## PROBLEM DESCRIPTION
Look through the data below. Collect every line where the word "translation" occurs.

## EXERCISE INPUTS
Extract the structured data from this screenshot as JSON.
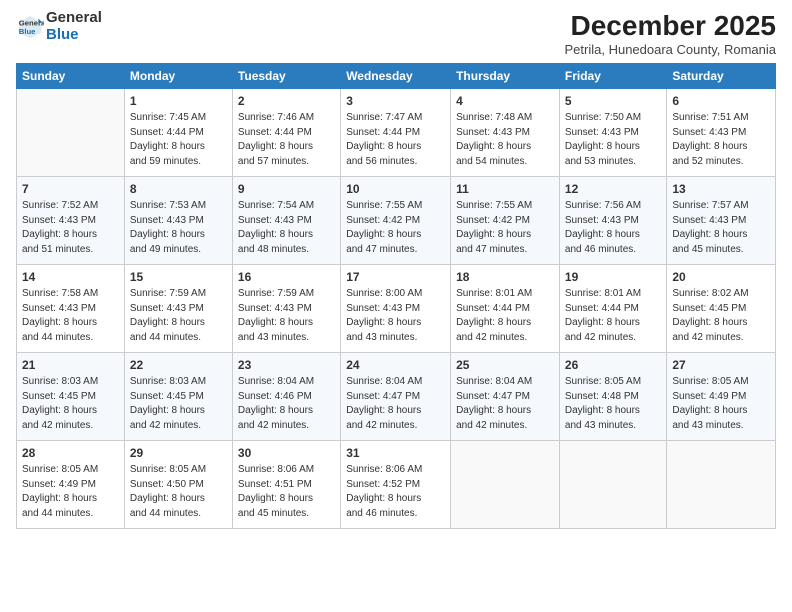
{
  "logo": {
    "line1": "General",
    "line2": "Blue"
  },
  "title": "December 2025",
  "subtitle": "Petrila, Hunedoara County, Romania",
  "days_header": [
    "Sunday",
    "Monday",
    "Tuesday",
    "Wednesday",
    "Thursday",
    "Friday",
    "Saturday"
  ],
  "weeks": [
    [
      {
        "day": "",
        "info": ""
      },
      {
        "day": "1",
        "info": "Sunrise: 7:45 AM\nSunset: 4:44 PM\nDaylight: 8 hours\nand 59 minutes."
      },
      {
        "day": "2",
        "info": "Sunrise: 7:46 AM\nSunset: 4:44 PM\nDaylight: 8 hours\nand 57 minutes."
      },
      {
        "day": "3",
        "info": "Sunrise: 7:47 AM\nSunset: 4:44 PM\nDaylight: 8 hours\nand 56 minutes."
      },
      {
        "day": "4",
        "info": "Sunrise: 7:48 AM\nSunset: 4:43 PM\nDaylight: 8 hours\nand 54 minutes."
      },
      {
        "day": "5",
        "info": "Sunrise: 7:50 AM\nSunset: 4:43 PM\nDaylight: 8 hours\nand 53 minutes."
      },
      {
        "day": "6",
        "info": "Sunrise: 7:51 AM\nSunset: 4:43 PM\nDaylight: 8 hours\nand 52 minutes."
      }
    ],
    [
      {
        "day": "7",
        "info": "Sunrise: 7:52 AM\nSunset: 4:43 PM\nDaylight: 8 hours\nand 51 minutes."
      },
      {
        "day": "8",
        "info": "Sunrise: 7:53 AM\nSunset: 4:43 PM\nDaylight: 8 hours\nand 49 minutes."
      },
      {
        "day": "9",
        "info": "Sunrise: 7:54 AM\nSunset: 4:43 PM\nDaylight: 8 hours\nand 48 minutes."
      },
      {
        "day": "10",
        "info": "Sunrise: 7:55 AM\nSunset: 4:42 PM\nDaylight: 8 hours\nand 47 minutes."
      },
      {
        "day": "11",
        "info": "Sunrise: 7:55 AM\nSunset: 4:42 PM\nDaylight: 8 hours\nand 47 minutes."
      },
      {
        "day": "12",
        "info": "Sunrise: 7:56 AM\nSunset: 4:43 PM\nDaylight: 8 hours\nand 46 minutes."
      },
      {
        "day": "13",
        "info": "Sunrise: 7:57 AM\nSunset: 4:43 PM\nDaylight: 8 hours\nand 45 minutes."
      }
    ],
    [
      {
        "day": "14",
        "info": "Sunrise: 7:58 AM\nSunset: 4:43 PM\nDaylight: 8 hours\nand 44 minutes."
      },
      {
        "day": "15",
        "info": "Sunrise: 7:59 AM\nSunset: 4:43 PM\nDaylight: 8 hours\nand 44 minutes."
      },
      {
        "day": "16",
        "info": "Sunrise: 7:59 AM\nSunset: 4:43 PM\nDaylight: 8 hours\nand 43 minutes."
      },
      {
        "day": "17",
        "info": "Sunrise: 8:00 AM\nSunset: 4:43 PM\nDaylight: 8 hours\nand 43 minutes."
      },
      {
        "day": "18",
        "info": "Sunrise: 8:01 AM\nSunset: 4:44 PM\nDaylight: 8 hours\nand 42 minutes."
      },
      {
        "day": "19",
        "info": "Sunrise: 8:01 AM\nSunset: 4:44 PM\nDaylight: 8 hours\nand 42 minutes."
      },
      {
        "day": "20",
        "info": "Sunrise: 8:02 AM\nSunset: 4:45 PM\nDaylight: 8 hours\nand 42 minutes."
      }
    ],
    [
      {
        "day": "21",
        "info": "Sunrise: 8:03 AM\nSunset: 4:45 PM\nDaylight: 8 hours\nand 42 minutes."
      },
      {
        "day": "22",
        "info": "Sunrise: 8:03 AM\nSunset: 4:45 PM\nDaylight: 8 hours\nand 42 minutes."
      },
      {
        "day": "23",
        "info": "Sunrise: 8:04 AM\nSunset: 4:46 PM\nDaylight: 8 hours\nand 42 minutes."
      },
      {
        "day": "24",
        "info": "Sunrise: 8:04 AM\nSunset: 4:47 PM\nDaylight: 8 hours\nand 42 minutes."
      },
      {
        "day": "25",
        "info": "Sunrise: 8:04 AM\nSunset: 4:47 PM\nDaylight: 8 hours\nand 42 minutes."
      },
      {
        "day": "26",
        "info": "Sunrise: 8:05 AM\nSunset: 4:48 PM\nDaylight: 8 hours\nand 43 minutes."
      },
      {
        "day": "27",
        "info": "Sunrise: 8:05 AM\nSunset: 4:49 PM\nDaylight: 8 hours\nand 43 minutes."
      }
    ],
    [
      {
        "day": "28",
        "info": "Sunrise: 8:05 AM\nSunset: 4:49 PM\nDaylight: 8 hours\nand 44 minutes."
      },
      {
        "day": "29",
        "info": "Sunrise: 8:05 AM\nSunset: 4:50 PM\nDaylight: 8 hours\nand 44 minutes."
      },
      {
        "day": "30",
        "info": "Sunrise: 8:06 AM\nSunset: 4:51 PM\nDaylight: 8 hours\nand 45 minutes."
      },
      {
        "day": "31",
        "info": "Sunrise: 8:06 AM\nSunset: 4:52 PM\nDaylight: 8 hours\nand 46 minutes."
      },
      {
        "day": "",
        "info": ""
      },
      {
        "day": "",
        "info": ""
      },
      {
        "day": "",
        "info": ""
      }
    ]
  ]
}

---

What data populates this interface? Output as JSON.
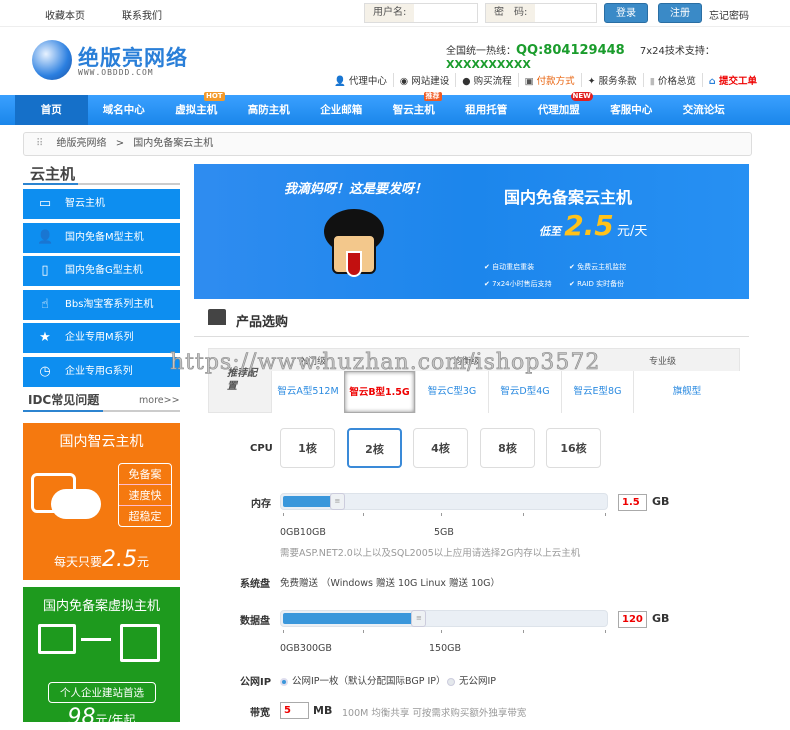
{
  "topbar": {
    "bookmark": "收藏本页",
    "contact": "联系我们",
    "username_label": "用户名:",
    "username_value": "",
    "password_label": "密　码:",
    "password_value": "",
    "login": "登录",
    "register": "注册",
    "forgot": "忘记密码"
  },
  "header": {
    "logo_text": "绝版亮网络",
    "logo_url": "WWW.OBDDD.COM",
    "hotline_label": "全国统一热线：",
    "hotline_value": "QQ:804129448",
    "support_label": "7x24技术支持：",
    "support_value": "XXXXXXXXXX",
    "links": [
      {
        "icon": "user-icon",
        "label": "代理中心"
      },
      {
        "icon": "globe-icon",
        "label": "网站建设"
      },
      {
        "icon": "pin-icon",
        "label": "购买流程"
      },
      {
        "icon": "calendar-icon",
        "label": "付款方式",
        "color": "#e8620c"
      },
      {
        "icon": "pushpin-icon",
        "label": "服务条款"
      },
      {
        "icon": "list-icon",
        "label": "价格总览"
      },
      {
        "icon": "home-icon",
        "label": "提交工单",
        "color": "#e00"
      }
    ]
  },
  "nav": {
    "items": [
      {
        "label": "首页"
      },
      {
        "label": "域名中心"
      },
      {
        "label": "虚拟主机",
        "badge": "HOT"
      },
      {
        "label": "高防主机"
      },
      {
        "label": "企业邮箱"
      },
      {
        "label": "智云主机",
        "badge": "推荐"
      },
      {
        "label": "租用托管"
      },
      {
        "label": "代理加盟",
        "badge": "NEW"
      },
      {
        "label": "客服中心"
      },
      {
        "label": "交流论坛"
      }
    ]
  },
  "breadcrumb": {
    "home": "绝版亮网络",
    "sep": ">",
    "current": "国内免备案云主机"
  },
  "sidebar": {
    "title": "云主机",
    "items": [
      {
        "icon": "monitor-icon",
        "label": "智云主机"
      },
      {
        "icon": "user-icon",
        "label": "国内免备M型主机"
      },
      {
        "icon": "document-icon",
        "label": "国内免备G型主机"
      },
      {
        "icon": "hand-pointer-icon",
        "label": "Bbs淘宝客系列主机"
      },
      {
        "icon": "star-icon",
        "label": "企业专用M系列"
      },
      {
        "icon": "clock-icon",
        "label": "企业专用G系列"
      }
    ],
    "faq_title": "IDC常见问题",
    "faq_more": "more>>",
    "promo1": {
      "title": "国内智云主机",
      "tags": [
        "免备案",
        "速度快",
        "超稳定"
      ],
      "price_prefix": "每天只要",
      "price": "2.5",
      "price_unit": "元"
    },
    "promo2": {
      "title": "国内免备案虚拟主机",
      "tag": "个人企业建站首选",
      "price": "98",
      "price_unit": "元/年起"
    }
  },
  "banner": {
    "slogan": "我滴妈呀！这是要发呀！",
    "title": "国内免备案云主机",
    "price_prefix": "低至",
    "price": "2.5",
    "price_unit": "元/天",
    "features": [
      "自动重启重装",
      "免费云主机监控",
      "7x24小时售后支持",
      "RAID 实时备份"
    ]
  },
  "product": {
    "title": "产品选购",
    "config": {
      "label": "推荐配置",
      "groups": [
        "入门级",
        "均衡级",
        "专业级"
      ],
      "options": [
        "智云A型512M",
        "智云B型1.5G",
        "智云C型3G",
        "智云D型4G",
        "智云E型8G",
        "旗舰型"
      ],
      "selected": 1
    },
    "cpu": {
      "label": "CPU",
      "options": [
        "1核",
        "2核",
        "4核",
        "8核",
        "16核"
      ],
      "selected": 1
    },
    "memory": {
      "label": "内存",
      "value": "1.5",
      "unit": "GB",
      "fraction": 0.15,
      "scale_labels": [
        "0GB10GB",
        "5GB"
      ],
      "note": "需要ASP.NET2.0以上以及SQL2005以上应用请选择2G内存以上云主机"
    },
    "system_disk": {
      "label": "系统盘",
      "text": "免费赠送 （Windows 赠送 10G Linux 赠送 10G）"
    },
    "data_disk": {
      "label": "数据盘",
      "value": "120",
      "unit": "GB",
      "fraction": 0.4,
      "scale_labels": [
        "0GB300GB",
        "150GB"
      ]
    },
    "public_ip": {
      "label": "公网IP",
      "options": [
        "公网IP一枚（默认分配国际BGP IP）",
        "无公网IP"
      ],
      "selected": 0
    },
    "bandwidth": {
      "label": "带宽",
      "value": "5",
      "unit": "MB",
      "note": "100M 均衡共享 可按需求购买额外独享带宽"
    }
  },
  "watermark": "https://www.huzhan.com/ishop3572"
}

...

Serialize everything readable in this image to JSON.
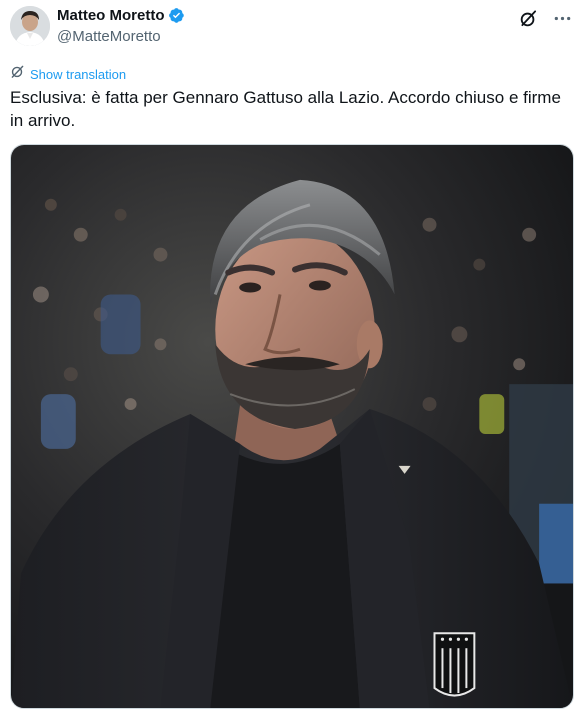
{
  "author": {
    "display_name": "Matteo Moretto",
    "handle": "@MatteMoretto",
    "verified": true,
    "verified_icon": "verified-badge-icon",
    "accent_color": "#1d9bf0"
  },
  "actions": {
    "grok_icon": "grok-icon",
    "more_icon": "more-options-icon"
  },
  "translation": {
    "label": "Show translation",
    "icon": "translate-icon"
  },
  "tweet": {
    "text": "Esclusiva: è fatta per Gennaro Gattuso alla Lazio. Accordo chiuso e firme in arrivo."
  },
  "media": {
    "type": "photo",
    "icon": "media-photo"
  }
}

## EXERCISE ANSWER
  "translation": {
    "label": "Show translation",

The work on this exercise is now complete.